◆ **Desafio 1**
Nas linhas de dados, da primeira até à que contém "where are 4", inclusive, troque "umbrella-icon" por "parasol-icon" e apresente essas linhas de novo, com tudo o resto inalterado.

◆ **Texto apresentado**
━━━━━━━━━━━━━━━━━━━━

A MINHA NOTA
O jogo do pião tinha a sua época, como
qual qualquer outro jogo. Mas este era considerado de maneira especial, para se
respeitar as épocas litúrgicas que, aliás, toda a gente nesta ilha cumpria,
cinquenta anos atrás...
Não havia trânsito nas ruas, cujos
pavimentos eram de simples bagacina, ou macadame, embora nos últimos anos
prensada. Depois vieram os automóveis e a seguir a asfaltagem das estradas e
ruas e tudo se modificou. As pessoas já não podem permanecer nos leitos das
ruas e estas, actualmente, estão calcetadas, embora por vezes com um piso algo
irregular...
O jogo do pião só se realizava após o
toque dos sinos a anunciar a Ressurreição de Cristo, no sábado de Aleluia.

━━━━━━━━━━━━━━━━━━━━

(Entradas da coleção)

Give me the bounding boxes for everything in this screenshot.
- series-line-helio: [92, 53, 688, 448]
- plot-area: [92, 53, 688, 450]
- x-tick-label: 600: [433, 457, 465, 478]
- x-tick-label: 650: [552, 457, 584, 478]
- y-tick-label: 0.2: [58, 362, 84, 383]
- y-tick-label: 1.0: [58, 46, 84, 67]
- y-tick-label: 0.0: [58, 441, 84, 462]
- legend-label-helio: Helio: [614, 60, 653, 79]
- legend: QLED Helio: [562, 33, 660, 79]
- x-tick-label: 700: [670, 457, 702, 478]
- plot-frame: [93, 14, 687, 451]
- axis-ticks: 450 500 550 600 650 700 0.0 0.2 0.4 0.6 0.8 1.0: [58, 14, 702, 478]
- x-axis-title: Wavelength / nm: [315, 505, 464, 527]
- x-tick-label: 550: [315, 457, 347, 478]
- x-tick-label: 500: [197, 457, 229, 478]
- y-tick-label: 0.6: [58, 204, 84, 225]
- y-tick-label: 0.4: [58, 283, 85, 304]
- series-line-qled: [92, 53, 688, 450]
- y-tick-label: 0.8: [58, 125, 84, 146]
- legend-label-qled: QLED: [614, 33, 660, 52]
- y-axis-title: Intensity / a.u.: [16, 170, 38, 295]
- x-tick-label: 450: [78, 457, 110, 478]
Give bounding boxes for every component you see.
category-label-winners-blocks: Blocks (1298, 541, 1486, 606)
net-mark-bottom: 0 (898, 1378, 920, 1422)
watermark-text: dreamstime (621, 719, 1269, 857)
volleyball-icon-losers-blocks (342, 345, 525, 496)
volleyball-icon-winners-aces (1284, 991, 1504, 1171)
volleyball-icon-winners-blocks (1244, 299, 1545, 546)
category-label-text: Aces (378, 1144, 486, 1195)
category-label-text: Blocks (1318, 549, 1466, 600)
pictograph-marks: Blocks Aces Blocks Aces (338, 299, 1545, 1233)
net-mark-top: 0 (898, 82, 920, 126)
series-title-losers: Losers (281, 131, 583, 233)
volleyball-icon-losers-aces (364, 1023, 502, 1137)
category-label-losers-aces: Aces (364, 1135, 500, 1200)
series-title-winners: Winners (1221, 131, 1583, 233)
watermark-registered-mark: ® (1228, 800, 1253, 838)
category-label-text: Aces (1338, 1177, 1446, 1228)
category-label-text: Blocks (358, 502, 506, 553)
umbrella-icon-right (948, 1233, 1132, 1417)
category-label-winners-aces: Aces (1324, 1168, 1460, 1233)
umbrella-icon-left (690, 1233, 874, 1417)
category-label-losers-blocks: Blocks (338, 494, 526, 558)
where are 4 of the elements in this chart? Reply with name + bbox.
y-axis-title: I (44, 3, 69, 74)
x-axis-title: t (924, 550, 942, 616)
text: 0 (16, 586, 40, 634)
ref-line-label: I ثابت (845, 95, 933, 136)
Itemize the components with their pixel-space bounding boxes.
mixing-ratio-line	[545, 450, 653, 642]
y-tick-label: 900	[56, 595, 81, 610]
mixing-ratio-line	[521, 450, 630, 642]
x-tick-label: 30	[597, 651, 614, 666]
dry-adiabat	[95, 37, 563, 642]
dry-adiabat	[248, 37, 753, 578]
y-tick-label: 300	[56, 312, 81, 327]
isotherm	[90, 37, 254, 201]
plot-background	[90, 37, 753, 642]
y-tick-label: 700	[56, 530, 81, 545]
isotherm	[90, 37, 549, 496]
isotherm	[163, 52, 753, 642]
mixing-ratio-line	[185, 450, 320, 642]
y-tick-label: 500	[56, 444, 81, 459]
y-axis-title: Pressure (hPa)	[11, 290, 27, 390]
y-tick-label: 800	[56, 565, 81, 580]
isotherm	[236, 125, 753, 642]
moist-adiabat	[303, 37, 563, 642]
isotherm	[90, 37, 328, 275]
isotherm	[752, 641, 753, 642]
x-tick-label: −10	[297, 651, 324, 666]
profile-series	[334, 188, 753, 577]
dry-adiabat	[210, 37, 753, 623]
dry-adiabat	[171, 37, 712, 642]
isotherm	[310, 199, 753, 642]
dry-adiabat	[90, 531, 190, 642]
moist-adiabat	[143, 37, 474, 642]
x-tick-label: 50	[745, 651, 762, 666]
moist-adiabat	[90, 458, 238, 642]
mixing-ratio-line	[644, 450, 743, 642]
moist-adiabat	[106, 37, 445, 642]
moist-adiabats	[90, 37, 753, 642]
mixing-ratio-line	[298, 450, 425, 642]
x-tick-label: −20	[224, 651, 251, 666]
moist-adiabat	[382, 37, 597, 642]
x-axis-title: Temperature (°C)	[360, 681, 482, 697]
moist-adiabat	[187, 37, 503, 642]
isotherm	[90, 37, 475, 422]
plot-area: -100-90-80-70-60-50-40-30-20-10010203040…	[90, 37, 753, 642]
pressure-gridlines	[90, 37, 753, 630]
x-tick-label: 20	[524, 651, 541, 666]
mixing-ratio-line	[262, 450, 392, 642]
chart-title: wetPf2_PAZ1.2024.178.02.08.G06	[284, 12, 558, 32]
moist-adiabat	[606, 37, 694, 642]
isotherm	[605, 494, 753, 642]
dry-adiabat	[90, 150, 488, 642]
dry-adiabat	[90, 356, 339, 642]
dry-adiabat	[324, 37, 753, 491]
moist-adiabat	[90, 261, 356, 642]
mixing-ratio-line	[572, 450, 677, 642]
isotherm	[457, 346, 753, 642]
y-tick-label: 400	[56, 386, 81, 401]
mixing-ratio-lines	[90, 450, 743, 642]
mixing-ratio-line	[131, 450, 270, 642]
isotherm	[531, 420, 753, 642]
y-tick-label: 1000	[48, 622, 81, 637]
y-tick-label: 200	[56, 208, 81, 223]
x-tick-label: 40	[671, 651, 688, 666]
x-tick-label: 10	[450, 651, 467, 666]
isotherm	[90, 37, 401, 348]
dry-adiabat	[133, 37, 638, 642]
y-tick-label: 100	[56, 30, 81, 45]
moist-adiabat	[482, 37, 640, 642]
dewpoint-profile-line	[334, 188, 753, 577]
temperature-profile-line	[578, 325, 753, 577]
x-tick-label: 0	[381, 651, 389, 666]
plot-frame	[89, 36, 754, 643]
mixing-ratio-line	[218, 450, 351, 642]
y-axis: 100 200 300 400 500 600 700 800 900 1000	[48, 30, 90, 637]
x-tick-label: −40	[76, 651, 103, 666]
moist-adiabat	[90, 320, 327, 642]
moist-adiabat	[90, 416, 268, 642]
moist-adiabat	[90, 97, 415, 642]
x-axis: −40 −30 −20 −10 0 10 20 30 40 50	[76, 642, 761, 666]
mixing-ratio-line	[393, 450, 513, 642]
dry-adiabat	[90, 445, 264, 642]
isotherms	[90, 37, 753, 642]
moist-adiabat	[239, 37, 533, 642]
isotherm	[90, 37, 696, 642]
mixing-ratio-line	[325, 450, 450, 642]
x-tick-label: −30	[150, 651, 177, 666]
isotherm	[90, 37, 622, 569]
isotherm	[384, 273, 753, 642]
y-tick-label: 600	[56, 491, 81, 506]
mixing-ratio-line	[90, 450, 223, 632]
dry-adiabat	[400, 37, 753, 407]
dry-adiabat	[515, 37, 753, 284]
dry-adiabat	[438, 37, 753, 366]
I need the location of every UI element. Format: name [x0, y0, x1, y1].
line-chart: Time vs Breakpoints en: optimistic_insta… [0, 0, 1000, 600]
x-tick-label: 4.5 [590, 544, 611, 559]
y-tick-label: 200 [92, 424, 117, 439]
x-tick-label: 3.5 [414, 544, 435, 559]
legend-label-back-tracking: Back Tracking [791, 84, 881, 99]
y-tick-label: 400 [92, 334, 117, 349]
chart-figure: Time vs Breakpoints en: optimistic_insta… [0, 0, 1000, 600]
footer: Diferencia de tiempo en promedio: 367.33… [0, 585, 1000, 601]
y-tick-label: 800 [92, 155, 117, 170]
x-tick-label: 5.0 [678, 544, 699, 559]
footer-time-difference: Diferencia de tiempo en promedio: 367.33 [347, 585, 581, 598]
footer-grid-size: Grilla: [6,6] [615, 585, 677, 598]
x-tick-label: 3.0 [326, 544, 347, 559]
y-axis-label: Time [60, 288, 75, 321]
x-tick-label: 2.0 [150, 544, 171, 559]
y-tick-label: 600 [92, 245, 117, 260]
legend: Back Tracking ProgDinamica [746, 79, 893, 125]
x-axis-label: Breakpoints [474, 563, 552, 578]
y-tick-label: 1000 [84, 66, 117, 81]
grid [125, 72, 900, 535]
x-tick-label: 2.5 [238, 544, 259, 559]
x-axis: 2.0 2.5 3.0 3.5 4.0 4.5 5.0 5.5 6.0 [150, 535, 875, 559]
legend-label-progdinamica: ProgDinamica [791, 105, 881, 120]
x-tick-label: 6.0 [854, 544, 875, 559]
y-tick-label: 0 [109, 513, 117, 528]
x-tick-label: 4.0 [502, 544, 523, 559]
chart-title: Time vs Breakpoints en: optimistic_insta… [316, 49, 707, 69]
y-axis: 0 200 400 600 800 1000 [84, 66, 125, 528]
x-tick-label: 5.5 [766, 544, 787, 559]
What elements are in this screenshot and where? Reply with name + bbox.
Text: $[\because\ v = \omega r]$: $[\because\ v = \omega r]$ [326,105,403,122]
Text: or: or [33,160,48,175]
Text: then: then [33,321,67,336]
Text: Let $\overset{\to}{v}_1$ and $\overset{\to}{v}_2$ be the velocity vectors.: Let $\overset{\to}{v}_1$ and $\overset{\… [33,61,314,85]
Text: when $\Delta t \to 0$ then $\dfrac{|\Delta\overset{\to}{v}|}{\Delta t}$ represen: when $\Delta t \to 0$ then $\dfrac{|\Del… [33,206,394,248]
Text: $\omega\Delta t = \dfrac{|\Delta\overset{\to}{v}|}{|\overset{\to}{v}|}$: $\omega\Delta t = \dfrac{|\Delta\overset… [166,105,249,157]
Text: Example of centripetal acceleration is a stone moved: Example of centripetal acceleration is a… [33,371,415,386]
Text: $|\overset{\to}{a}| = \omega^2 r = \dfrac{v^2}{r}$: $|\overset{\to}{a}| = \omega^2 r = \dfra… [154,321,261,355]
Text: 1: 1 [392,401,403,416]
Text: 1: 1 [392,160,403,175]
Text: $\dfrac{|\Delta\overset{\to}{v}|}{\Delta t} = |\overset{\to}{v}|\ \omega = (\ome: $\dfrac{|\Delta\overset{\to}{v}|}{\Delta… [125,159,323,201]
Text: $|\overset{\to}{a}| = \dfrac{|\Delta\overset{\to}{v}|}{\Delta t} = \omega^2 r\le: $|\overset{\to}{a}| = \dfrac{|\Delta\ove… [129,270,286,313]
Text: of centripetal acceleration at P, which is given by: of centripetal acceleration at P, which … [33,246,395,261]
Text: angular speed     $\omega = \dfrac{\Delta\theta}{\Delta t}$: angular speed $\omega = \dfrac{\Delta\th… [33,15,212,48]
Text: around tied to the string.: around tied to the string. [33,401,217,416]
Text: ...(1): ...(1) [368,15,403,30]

━━━━━━━━━━━━━━━━━━━━

◆ **Desafio 2**
Enumere todos os tipos de pavimento ou revestimento das ruas referidos no texto sobre o jogo do pião.

◆ **Resultado da tarefa 1**
Give me the bounding boxes for everything in this screenshot.
- series-line-helio: [92, 53, 688, 448]
- plot-area: [92, 53, 688, 450]
- x-tick-label: 600: [433, 457, 465, 478]
- x-tick-label: 650: [552, 457, 584, 478]
- y-tick-label: 0.2: [58, 362, 84, 383]
- y-tick-label: 1.0: [58, 46, 84, 67]
- y-tick-label: 0.0: [58, 441, 84, 462]
- legend-label-helio: Helio: [614, 60, 653, 79]
- legend: QLED Helio: [562, 33, 660, 79]
- x-tick-label: 700: [670, 457, 702, 478]
- plot-frame: [93, 14, 687, 451]
- axis-ticks: 450 500 550 600 650 700 0.0 0.2 0.4 0.6 0.8 1.0: [58, 14, 702, 478]
- x-axis-title: Wavelength / nm: [315, 505, 464, 527]
- x-tick-label: 550: [315, 457, 347, 478]
- x-tick-label: 500: [197, 457, 229, 478]
- y-tick-label: 0.6: [58, 204, 84, 225]
- y-tick-label: 0.4: [58, 283, 85, 304]
- series-line-qled: [92, 53, 688, 450]
- y-tick-label: 0.8: [58, 125, 84, 146]
- legend-label-qled: QLED: [614, 33, 660, 52]
- y-axis-title: Intensity / a.u.: [16, 170, 38, 295]
- x-tick-label: 450: [78, 457, 110, 478]
Give bounding boxes for every component you see.
category-label-winners-blocks: Blocks (1298, 541, 1486, 606)
net-mark-bottom: 0 (898, 1378, 920, 1422)
watermark-text: dreamstime (621, 719, 1269, 857)
volleyball-icon-losers-blocks (342, 345, 525, 496)
volleyball-icon-winners-aces (1284, 991, 1504, 1171)
volleyball-icon-winners-blocks (1244, 299, 1545, 546)
category-label-text: Aces (378, 1144, 486, 1195)
category-label-text: Blocks (1318, 549, 1466, 600)
pictograph-marks: Blocks Aces Blocks Aces (338, 299, 1545, 1233)
net-mark-top: 0 (898, 82, 920, 126)
series-title-losers: Losers (281, 131, 583, 233)
volleyball-icon-losers-aces (364, 1023, 502, 1137)
category-label-losers-aces: Aces (364, 1135, 500, 1200)
series-title-winners: Winners (1221, 131, 1583, 233)
watermark-registered-mark: ® (1228, 800, 1253, 838)
category-label-text: Aces (1338, 1177, 1446, 1228)
category-label-text: Blocks (358, 502, 506, 553)
parasol-icon-right (948, 1233, 1132, 1417)
category-label-winners-aces: Aces (1324, 1168, 1460, 1233)
parasol-icon-left (690, 1233, 874, 1417)
category-label-losers-blocks: Blocks (338, 494, 526, 558)
where are 4 of the elements in this chart? Reply with name + bbox.

◆ **Resultado da tarefa 2**
bagacina, macadame, asfalto, calçada